══ TASK DATA ══

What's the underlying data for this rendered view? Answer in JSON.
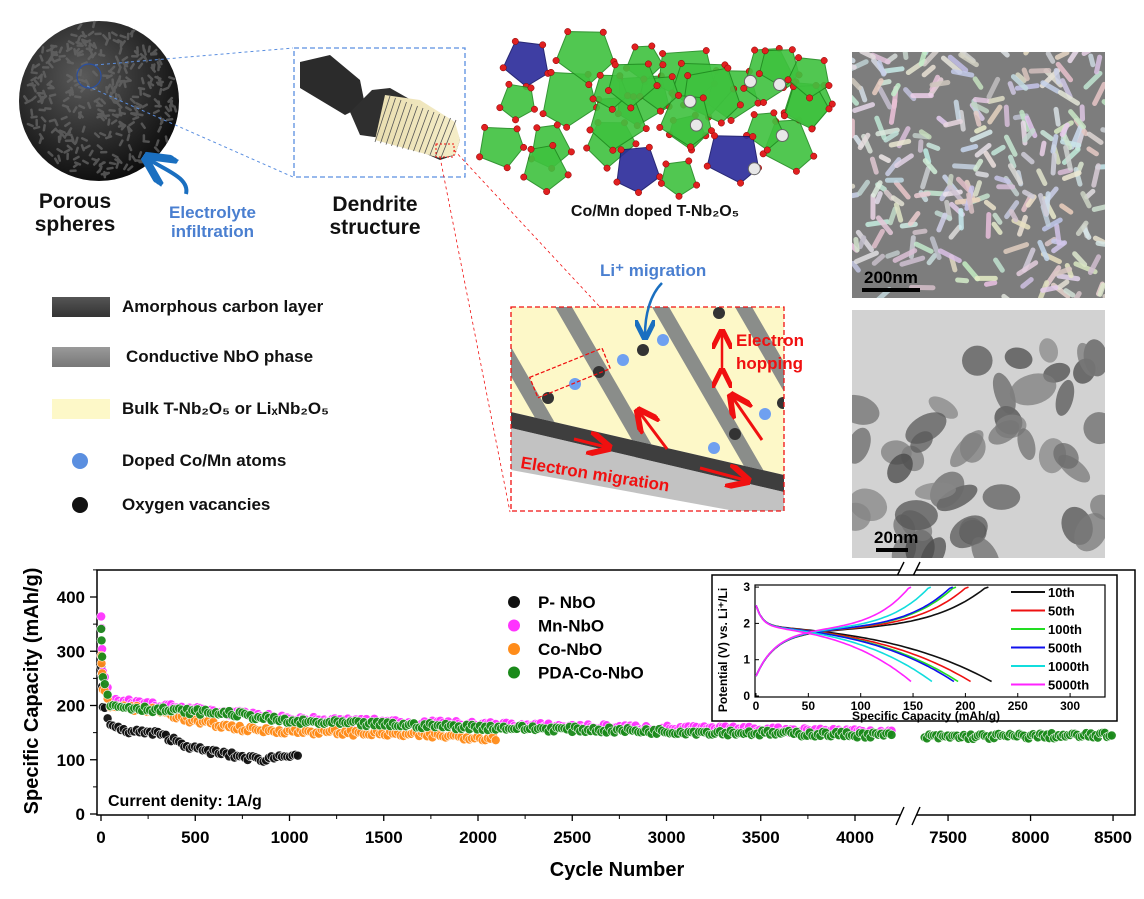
{
  "top": {
    "porous_label": [
      "Porous",
      "spheres"
    ],
    "electrolyte_label": [
      "Electrolyte",
      "infiltration"
    ],
    "dendrite_label": [
      "Dendrite",
      "structure"
    ],
    "crystal_label": "Co/Mn doped T-Nb₂O₅",
    "sem_scale": "200nm",
    "tem_scale": "20nm"
  },
  "legend": [
    {
      "label": "Amorphous carbon layer",
      "color": "#444444"
    },
    {
      "label": "Conductive NbO phase",
      "color": "#8a8a8a"
    },
    {
      "label": "Bulk T-Nb₂O₅ or LiₓNb₂O₅",
      "color": "#fdf8c8"
    },
    {
      "label": "Doped Co/Mn atoms",
      "color": "#5b8fe0"
    },
    {
      "label": "Oxygen vacancies",
      "color": "#111111"
    }
  ],
  "schematic": {
    "li_migration": "Li⁺ migration",
    "electron_hopping": [
      "Electron",
      "hopping"
    ],
    "electron_migration": "Electron migration"
  },
  "chart_data": [
    {
      "type": "scatter",
      "title": "",
      "xlabel": "Cycle Number",
      "ylabel": "Specific Capacity (mAh/g)",
      "ylim": [
        0,
        450
      ],
      "yticks": [
        "0",
        "100",
        "200",
        "300",
        "400"
      ],
      "xticks": [
        "0",
        "500",
        "1000",
        "1500",
        "2000",
        "2500",
        "3000",
        "3500",
        "4000",
        "7500",
        "8000",
        "8500"
      ],
      "x_break": [
        4250,
        7350
      ],
      "annotation": "Current denity: 1A/g",
      "legend_position": "top-center",
      "series": [
        {
          "name": "P- NbO",
          "color": "#111111",
          "points": [
            [
              1,
              270
            ],
            [
              10,
              200
            ],
            [
              50,
              165
            ],
            [
              100,
              155
            ],
            [
              300,
              148
            ],
            [
              400,
              135
            ],
            [
              500,
              120
            ],
            [
              700,
              108
            ],
            [
              850,
              100
            ],
            [
              1000,
              110
            ],
            [
              1050,
              110
            ]
          ]
        },
        {
          "name": "Mn-NbO",
          "color": "#ff33ff",
          "points": [
            [
              1,
              360
            ],
            [
              10,
              260
            ],
            [
              50,
              210
            ],
            [
              300,
              200
            ],
            [
              600,
              190
            ],
            [
              1000,
              175
            ],
            [
              2000,
              165
            ],
            [
              3000,
              158
            ],
            [
              4200,
              152
            ]
          ]
        },
        {
          "name": "Co-NbO",
          "color": "#ff8c1a",
          "points": [
            [
              1,
              290
            ],
            [
              10,
              230
            ],
            [
              50,
              200
            ],
            [
              300,
              190
            ],
            [
              500,
              170
            ],
            [
              800,
              155
            ],
            [
              1500,
              148
            ],
            [
              2100,
              140
            ]
          ]
        },
        {
          "name": "PDA-Co-NbO",
          "color": "#1a8a1a",
          "points": [
            [
              1,
              345
            ],
            [
              10,
              250
            ],
            [
              50,
              200
            ],
            [
              300,
              192
            ],
            [
              700,
              185
            ],
            [
              1000,
              170
            ],
            [
              2000,
              160
            ],
            [
              3000,
              152
            ],
            [
              4200,
              145
            ],
            [
              7350,
              142
            ],
            [
              8500,
              145
            ]
          ]
        }
      ]
    },
    {
      "type": "line",
      "title": "",
      "xlabel": "Specific Capacity (mAh/g)",
      "ylabel": "Potential (V) vs. Li⁺/Li",
      "xlim": [
        0,
        330
      ],
      "ylim": [
        0,
        3.1
      ],
      "xticks": [
        "0",
        "50",
        "100",
        "150",
        "200",
        "250",
        "300"
      ],
      "yticks": [
        "0",
        "1",
        "2",
        "3"
      ],
      "legend_position": "right",
      "series": [
        {
          "name": "10th",
          "color": "#111111",
          "discharge_capacity": 225,
          "charge_capacity": 222
        },
        {
          "name": "50th",
          "color": "#ee1111",
          "discharge_capacity": 205,
          "charge_capacity": 203
        },
        {
          "name": "100th",
          "color": "#22dd22",
          "discharge_capacity": 193,
          "charge_capacity": 191
        },
        {
          "name": "500th",
          "color": "#1111ee",
          "discharge_capacity": 189,
          "charge_capacity": 188
        },
        {
          "name": "1000th",
          "color": "#11dddd",
          "discharge_capacity": 168,
          "charge_capacity": 167
        },
        {
          "name": "5000th",
          "color": "#ff22ff",
          "discharge_capacity": 148,
          "charge_capacity": 148
        }
      ]
    }
  ]
}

═══

» **AIM**: Images should not appear in the copy; retype the listing above exactly.

» **ANSWER FOR THIS EXERCISE**:
What's the underlying data for this rendered view? Answer in JSON.
{
  "top": {
    "porous_label": [
      "Porous",
      "spheres"
    ],
    "electrolyte_label": [
      "Electrolyte",
      "infiltration"
    ],
    "dendrite_label": [
      "Dendrite",
      "structure"
    ],
    "crystal_label": "Co/Mn doped T-Nb₂O₅",
    "sem_scale": "200nm",
    "tem_scale": "20nm"
  },
  "legend": [
    {
      "label": "Amorphous carbon layer",
      "color": "#444444"
    },
    {
      "label": "Conductive NbO phase",
      "color": "#8a8a8a"
    },
    {
      "label": "Bulk T-Nb₂O₅ or LiₓNb₂O₅",
      "color": "#fdf8c8"
    },
    {
      "label": "Doped Co/Mn atoms",
      "color": "#5b8fe0"
    },
    {
      "label": "Oxygen vacancies",
      "color": "#111111"
    }
  ],
  "schematic": {
    "li_migration": "Li⁺ migration",
    "electron_hopping": [
      "Electron",
      "hopping"
    ],
    "electron_migration": "Electron migration"
  },
  "chart_data": [
    {
      "type": "scatter",
      "title": "",
      "xlabel": "Cycle Number",
      "ylabel": "Specific Capacity (mAh/g)",
      "ylim": [
        0,
        450
      ],
      "yticks": [
        "0",
        "100",
        "200",
        "300",
        "400"
      ],
      "xticks": [
        "0",
        "500",
        "1000",
        "1500",
        "2000",
        "2500",
        "3000",
        "3500",
        "4000",
        "7500",
        "8000",
        "8500"
      ],
      "x_break": [
        4250,
        7350
      ],
      "annotation": "Current denity: 1A/g",
      "legend_position": "top-center",
      "series": [
        {
          "name": "P- NbO",
          "color": "#111111",
          "points": [
            [
              1,
              270
            ],
            [
              10,
              200
            ],
            [
              50,
              165
            ],
            [
              100,
              155
            ],
            [
              300,
              148
            ],
            [
              400,
              135
            ],
            [
              500,
              120
            ],
            [
              700,
              108
            ],
            [
              850,
              100
            ],
            [
              1000,
              110
            ],
            [
              1050,
              110
            ]
          ]
        },
        {
          "name": "Mn-NbO",
          "color": "#ff33ff",
          "points": [
            [
              1,
              360
            ],
            [
              10,
              260
            ],
            [
              50,
              210
            ],
            [
              300,
              200
            ],
            [
              600,
              190
            ],
            [
              1000,
              175
            ],
            [
              2000,
              165
            ],
            [
              3000,
              158
            ],
            [
              4200,
              152
            ]
          ]
        },
        {
          "name": "Co-NbO",
          "color": "#ff8c1a",
          "points": [
            [
              1,
              290
            ],
            [
              10,
              230
            ],
            [
              50,
              200
            ],
            [
              300,
              190
            ],
            [
              500,
              170
            ],
            [
              800,
              155
            ],
            [
              1500,
              148
            ],
            [
              2100,
              140
            ]
          ]
        },
        {
          "name": "PDA-Co-NbO",
          "color": "#1a8a1a",
          "points": [
            [
              1,
              345
            ],
            [
              10,
              250
            ],
            [
              50,
              200
            ],
            [
              300,
              192
            ],
            [
              700,
              185
            ],
            [
              1000,
              170
            ],
            [
              2000,
              160
            ],
            [
              3000,
              152
            ],
            [
              4200,
              145
            ],
            [
              7350,
              142
            ],
            [
              8500,
              145
            ]
          ]
        }
      ]
    },
    {
      "type": "line",
      "title": "",
      "xlabel": "Specific Capacity (mAh/g)",
      "ylabel": "Potential (V) vs. Li⁺/Li",
      "xlim": [
        0,
        330
      ],
      "ylim": [
        0,
        3.1
      ],
      "xticks": [
        "0",
        "50",
        "100",
        "150",
        "200",
        "250",
        "300"
      ],
      "yticks": [
        "0",
        "1",
        "2",
        "3"
      ],
      "legend_position": "right",
      "series": [
        {
          "name": "10th",
          "color": "#111111",
          "discharge_capacity": 225,
          "charge_capacity": 222
        },
        {
          "name": "50th",
          "color": "#ee1111",
          "discharge_capacity": 205,
          "charge_capacity": 203
        },
        {
          "name": "100th",
          "color": "#22dd22",
          "discharge_capacity": 193,
          "charge_capacity": 191
        },
        {
          "name": "500th",
          "color": "#1111ee",
          "discharge_capacity": 189,
          "charge_capacity": 188
        },
        {
          "name": "1000th",
          "color": "#11dddd",
          "discharge_capacity": 168,
          "charge_capacity": 167
        },
        {
          "name": "5000th",
          "color": "#ff22ff",
          "discharge_capacity": 148,
          "charge_capacity": 148
        }
      ]
    }
  ]
}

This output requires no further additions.